## Task objective
Your task is to reproduce the material exactly.

— start Records for the task —

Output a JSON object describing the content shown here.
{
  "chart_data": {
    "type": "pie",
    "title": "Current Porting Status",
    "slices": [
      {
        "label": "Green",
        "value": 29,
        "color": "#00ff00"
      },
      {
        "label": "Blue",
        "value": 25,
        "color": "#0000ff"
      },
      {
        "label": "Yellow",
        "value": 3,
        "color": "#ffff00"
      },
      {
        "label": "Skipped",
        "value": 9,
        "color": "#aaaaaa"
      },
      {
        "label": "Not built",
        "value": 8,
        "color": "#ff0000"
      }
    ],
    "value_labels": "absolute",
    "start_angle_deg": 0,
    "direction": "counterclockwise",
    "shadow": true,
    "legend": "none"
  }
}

— end Records for the task —

## Result of the exercise
Output a JSON object describing the content shown here.
{
  "chart_data": {
    "type": "pie",
    "title": "Current Porting Status",
    "slices": [
      {
        "label": "Green",
        "value": 29,
        "color": "#00ff00"
      },
      {
        "label": "Blue",
        "value": 25,
        "color": "#0000ff"
      },
      {
        "label": "Yellow",
        "value": 3,
        "color": "#ffff00"
      },
      {
        "label": "Skipped",
        "value": 9,
        "color": "#aaaaaa"
      },
      {
        "label": "Not built",
        "value": 8,
        "color": "#ff0000"
      }
    ],
    "value_labels": "absolute",
    "start_angle_deg": 0,
    "direction": "counterclockwise",
    "shadow": true,
    "legend": "none"
  }
}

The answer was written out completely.